------ Exercise data ------

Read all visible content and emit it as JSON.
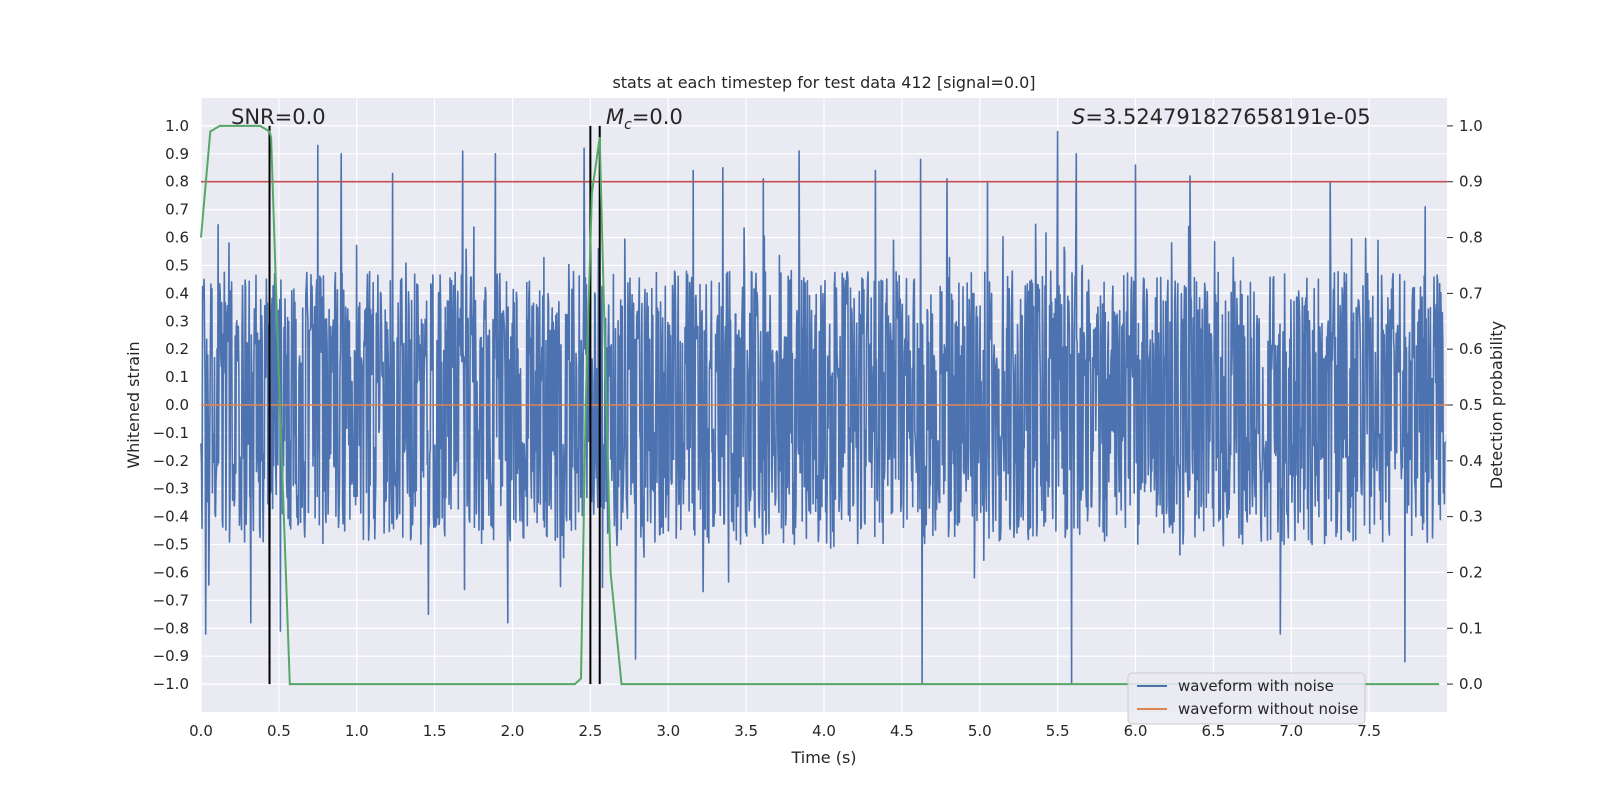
{
  "chart_data": {
    "type": "line",
    "title": "stats at each timestep for test data 412 [signal=0.0]",
    "xlabel": "Time (s)",
    "ylabel": "Whitened strain",
    "y2label": "Detection probability",
    "xlim": [
      0.0,
      8.0
    ],
    "ylim": [
      -1.1,
      1.1
    ],
    "y2lim": [
      -0.05,
      1.05
    ],
    "xticks": [
      "0.0",
      "0.5",
      "1.0",
      "1.5",
      "2.0",
      "2.5",
      "3.0",
      "3.5",
      "4.0",
      "4.5",
      "5.0",
      "5.5",
      "6.0",
      "6.5",
      "7.0",
      "7.5"
    ],
    "yticks": [
      "1.0",
      "0.9",
      "0.8",
      "0.7",
      "0.6",
      "0.5",
      "0.4",
      "0.3",
      "0.2",
      "0.1",
      "0.0",
      "−0.1",
      "−0.2",
      "−0.3",
      "−0.4",
      "−0.5",
      "−0.6",
      "−0.7",
      "−0.8",
      "−0.9",
      "−1.0"
    ],
    "y2ticks": [
      "1.0",
      "0.9",
      "0.8",
      "0.7",
      "0.6",
      "0.5",
      "0.4",
      "0.3",
      "0.2",
      "0.1",
      "0.0"
    ],
    "grid": true,
    "legend_position": "bottom-right",
    "annotations": {
      "snr": "SNR=0.0",
      "mc_symbol": "M",
      "mc_sub": "c",
      "mc_value": "=0.0",
      "s_symbol": "S",
      "s_value": "=3.524791827658191e-05"
    },
    "series": [
      {
        "name": "waveform with noise",
        "color": "#4c72b0",
        "axis": "left",
        "style": "dense noise, approx. uniform in [-0.45, 0.45] with spikes",
        "spikes": [
          {
            "x": 0.03,
            "y": -0.82
          },
          {
            "x": 0.18,
            "y": 0.58
          },
          {
            "x": 0.32,
            "y": -0.78
          },
          {
            "x": 0.44,
            "y": -0.92
          },
          {
            "x": 0.51,
            "y": -0.81
          },
          {
            "x": 0.75,
            "y": 0.93
          },
          {
            "x": 0.9,
            "y": 0.9
          },
          {
            "x": 1.23,
            "y": 0.83
          },
          {
            "x": 1.46,
            "y": -0.75
          },
          {
            "x": 1.68,
            "y": 0.91
          },
          {
            "x": 1.89,
            "y": 0.9
          },
          {
            "x": 1.97,
            "y": -0.78
          },
          {
            "x": 2.46,
            "y": 0.92
          },
          {
            "x": 2.79,
            "y": -0.91
          },
          {
            "x": 3.16,
            "y": 0.84
          },
          {
            "x": 3.35,
            "y": 0.85
          },
          {
            "x": 3.61,
            "y": 0.81
          },
          {
            "x": 3.84,
            "y": 0.91
          },
          {
            "x": 4.33,
            "y": 0.84
          },
          {
            "x": 4.63,
            "y": -1.0
          },
          {
            "x": 4.62,
            "y": 0.88
          },
          {
            "x": 4.79,
            "y": 0.81
          },
          {
            "x": 5.05,
            "y": 0.8
          },
          {
            "x": 5.5,
            "y": 0.98
          },
          {
            "x": 5.59,
            "y": -1.0
          },
          {
            "x": 5.62,
            "y": 0.9
          },
          {
            "x": 6.0,
            "y": 0.86
          },
          {
            "x": 6.35,
            "y": 0.82
          },
          {
            "x": 6.93,
            "y": -0.82
          },
          {
            "x": 7.25,
            "y": 0.8
          },
          {
            "x": 7.73,
            "y": -0.92
          },
          {
            "x": 7.86,
            "y": 0.71
          }
        ]
      },
      {
        "name": "waveform without noise",
        "color": "#dd8452",
        "axis": "left",
        "x": [
          0.0,
          8.0
        ],
        "y": [
          0.0,
          0.0
        ]
      },
      {
        "name": "detection probability",
        "color": "#55a868",
        "axis": "right",
        "in_legend": false,
        "x": [
          0.0,
          0.06,
          0.12,
          0.22,
          0.32,
          0.38,
          0.44,
          0.45,
          0.5,
          0.57,
          1.0,
          1.6,
          2.0,
          2.3,
          2.4,
          2.44,
          2.47,
          2.51,
          2.56,
          2.63,
          2.7,
          3.0,
          4.0,
          5.0,
          6.0,
          7.0,
          7.95
        ],
        "y": [
          0.8,
          0.99,
          1.0,
          1.0,
          1.0,
          1.0,
          0.99,
          0.98,
          0.55,
          0.0,
          0.0,
          0.0,
          0.0,
          0.0,
          0.0,
          0.01,
          0.5,
          0.88,
          0.98,
          0.2,
          0.0,
          0.0,
          0.0,
          0.0,
          0.0,
          0.0,
          0.0
        ]
      },
      {
        "name": "threshold",
        "color": "#c44e52",
        "axis": "right",
        "in_legend": false,
        "x": [
          0.0,
          8.0
        ],
        "y": [
          0.9,
          0.9
        ]
      }
    ],
    "vlines": [
      {
        "x": 0.44,
        "y2range": [
          0.0,
          1.0
        ],
        "color": "#000000"
      },
      {
        "x": 2.5,
        "y2range": [
          0.0,
          1.0
        ],
        "color": "#000000"
      },
      {
        "x": 2.56,
        "y2range": [
          0.0,
          1.0
        ],
        "color": "#000000"
      }
    ],
    "legend": [
      {
        "label": "waveform with noise",
        "color": "#4c72b0"
      },
      {
        "label": "waveform without noise",
        "color": "#dd8452"
      }
    ],
    "hline_right_extra": [
      0.9
    ]
  }
}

------

#### Request
Pictures in the records should not appear in your copy, but everything else must be transcribed exactly.

#### Full output
Read all visible content and emit it as JSON.
{
  "chart_data": {
    "type": "line",
    "title": "stats at each timestep for test data 412 [signal=0.0]",
    "xlabel": "Time (s)",
    "ylabel": "Whitened strain",
    "y2label": "Detection probability",
    "xlim": [
      0.0,
      8.0
    ],
    "ylim": [
      -1.1,
      1.1
    ],
    "y2lim": [
      -0.05,
      1.05
    ],
    "xticks": [
      "0.0",
      "0.5",
      "1.0",
      "1.5",
      "2.0",
      "2.5",
      "3.0",
      "3.5",
      "4.0",
      "4.5",
      "5.0",
      "5.5",
      "6.0",
      "6.5",
      "7.0",
      "7.5"
    ],
    "yticks": [
      "1.0",
      "0.9",
      "0.8",
      "0.7",
      "0.6",
      "0.5",
      "0.4",
      "0.3",
      "0.2",
      "0.1",
      "0.0",
      "−0.1",
      "−0.2",
      "−0.3",
      "−0.4",
      "−0.5",
      "−0.6",
      "−0.7",
      "−0.8",
      "−0.9",
      "−1.0"
    ],
    "y2ticks": [
      "1.0",
      "0.9",
      "0.8",
      "0.7",
      "0.6",
      "0.5",
      "0.4",
      "0.3",
      "0.2",
      "0.1",
      "0.0"
    ],
    "grid": true,
    "legend_position": "bottom-right",
    "annotations": {
      "snr": "SNR=0.0",
      "mc_symbol": "M",
      "mc_sub": "c",
      "mc_value": "=0.0",
      "s_symbol": "S",
      "s_value": "=3.524791827658191e-05"
    },
    "series": [
      {
        "name": "waveform with noise",
        "color": "#4c72b0",
        "axis": "left",
        "style": "dense noise, approx. uniform in [-0.45, 0.45] with spikes",
        "spikes": [
          {
            "x": 0.03,
            "y": -0.82
          },
          {
            "x": 0.18,
            "y": 0.58
          },
          {
            "x": 0.32,
            "y": -0.78
          },
          {
            "x": 0.44,
            "y": -0.92
          },
          {
            "x": 0.51,
            "y": -0.81
          },
          {
            "x": 0.75,
            "y": 0.93
          },
          {
            "x": 0.9,
            "y": 0.9
          },
          {
            "x": 1.23,
            "y": 0.83
          },
          {
            "x": 1.46,
            "y": -0.75
          },
          {
            "x": 1.68,
            "y": 0.91
          },
          {
            "x": 1.89,
            "y": 0.9
          },
          {
            "x": 1.97,
            "y": -0.78
          },
          {
            "x": 2.46,
            "y": 0.92
          },
          {
            "x": 2.79,
            "y": -0.91
          },
          {
            "x": 3.16,
            "y": 0.84
          },
          {
            "x": 3.35,
            "y": 0.85
          },
          {
            "x": 3.61,
            "y": 0.81
          },
          {
            "x": 3.84,
            "y": 0.91
          },
          {
            "x": 4.33,
            "y": 0.84
          },
          {
            "x": 4.63,
            "y": -1.0
          },
          {
            "x": 4.62,
            "y": 0.88
          },
          {
            "x": 4.79,
            "y": 0.81
          },
          {
            "x": 5.05,
            "y": 0.8
          },
          {
            "x": 5.5,
            "y": 0.98
          },
          {
            "x": 5.59,
            "y": -1.0
          },
          {
            "x": 5.62,
            "y": 0.9
          },
          {
            "x": 6.0,
            "y": 0.86
          },
          {
            "x": 6.35,
            "y": 0.82
          },
          {
            "x": 6.93,
            "y": -0.82
          },
          {
            "x": 7.25,
            "y": 0.8
          },
          {
            "x": 7.73,
            "y": -0.92
          },
          {
            "x": 7.86,
            "y": 0.71
          }
        ]
      },
      {
        "name": "waveform without noise",
        "color": "#dd8452",
        "axis": "left",
        "x": [
          0.0,
          8.0
        ],
        "y": [
          0.0,
          0.0
        ]
      },
      {
        "name": "detection probability",
        "color": "#55a868",
        "axis": "right",
        "in_legend": false,
        "x": [
          0.0,
          0.06,
          0.12,
          0.22,
          0.32,
          0.38,
          0.44,
          0.45,
          0.5,
          0.57,
          1.0,
          1.6,
          2.0,
          2.3,
          2.4,
          2.44,
          2.47,
          2.51,
          2.56,
          2.63,
          2.7,
          3.0,
          4.0,
          5.0,
          6.0,
          7.0,
          7.95
        ],
        "y": [
          0.8,
          0.99,
          1.0,
          1.0,
          1.0,
          1.0,
          0.99,
          0.98,
          0.55,
          0.0,
          0.0,
          0.0,
          0.0,
          0.0,
          0.0,
          0.01,
          0.5,
          0.88,
          0.98,
          0.2,
          0.0,
          0.0,
          0.0,
          0.0,
          0.0,
          0.0,
          0.0
        ]
      },
      {
        "name": "threshold",
        "color": "#c44e52",
        "axis": "right",
        "in_legend": false,
        "x": [
          0.0,
          8.0
        ],
        "y": [
          0.9,
          0.9
        ]
      }
    ],
    "vlines": [
      {
        "x": 0.44,
        "y2range": [
          0.0,
          1.0
        ],
        "color": "#000000"
      },
      {
        "x": 2.5,
        "y2range": [
          0.0,
          1.0
        ],
        "color": "#000000"
      },
      {
        "x": 2.56,
        "y2range": [
          0.0,
          1.0
        ],
        "color": "#000000"
      }
    ],
    "legend": [
      {
        "label": "waveform with noise",
        "color": "#4c72b0"
      },
      {
        "label": "waveform without noise",
        "color": "#dd8452"
      }
    ],
    "hline_right_extra": [
      0.9
    ]
  }
}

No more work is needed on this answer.